* _Written problem_:
Pick out every line in the data below that contains the word "their", paying attention to case, and copy each of those lines.

Some data:
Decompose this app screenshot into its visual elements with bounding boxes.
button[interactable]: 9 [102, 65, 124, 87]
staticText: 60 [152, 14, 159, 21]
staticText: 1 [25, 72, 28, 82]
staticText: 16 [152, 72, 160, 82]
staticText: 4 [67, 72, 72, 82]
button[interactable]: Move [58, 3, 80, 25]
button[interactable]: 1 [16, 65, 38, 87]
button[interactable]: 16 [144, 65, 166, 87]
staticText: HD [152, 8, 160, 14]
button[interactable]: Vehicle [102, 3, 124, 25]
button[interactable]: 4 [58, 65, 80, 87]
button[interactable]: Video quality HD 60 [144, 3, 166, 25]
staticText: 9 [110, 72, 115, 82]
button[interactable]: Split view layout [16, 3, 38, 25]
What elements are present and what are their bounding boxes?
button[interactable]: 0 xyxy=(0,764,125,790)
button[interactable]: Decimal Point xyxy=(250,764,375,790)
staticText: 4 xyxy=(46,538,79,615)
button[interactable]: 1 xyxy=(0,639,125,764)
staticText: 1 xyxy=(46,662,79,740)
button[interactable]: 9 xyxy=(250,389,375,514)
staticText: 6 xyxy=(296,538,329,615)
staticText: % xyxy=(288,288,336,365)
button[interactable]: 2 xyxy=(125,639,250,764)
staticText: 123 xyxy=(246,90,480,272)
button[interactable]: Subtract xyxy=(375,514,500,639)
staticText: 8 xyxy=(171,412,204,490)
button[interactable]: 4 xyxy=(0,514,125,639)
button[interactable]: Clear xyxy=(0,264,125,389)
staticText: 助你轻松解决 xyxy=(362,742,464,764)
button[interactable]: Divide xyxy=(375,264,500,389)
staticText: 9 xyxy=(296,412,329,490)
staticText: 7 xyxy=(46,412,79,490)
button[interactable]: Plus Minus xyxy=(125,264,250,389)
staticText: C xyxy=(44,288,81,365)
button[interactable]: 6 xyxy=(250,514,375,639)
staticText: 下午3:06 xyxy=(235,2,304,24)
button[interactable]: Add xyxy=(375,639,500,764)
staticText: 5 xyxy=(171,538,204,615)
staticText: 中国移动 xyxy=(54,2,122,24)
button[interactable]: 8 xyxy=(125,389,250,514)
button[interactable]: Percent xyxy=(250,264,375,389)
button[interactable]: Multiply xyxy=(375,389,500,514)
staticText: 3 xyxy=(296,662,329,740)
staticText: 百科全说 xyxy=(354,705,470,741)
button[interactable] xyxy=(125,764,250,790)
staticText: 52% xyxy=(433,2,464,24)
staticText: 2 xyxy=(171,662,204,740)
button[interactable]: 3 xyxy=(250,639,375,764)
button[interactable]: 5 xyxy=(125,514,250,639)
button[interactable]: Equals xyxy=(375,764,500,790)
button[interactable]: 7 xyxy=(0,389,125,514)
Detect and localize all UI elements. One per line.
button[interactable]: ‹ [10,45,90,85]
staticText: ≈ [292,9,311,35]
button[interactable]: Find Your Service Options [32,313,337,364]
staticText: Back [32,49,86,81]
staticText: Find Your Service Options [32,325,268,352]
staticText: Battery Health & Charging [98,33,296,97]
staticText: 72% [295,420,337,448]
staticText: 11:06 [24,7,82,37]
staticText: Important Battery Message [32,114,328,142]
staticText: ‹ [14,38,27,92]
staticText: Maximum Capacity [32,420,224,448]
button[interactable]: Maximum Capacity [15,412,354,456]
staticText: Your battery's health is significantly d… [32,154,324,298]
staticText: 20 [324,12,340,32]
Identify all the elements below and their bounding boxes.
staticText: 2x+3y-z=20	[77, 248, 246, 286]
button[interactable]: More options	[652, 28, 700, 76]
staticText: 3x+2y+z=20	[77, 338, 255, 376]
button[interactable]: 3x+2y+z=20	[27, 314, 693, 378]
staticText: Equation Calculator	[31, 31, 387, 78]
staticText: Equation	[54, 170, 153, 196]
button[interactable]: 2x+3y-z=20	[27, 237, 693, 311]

* _The reply_:
What elements are present and what are their bounding boxes?
Identify all the elements below and their bounding boxes.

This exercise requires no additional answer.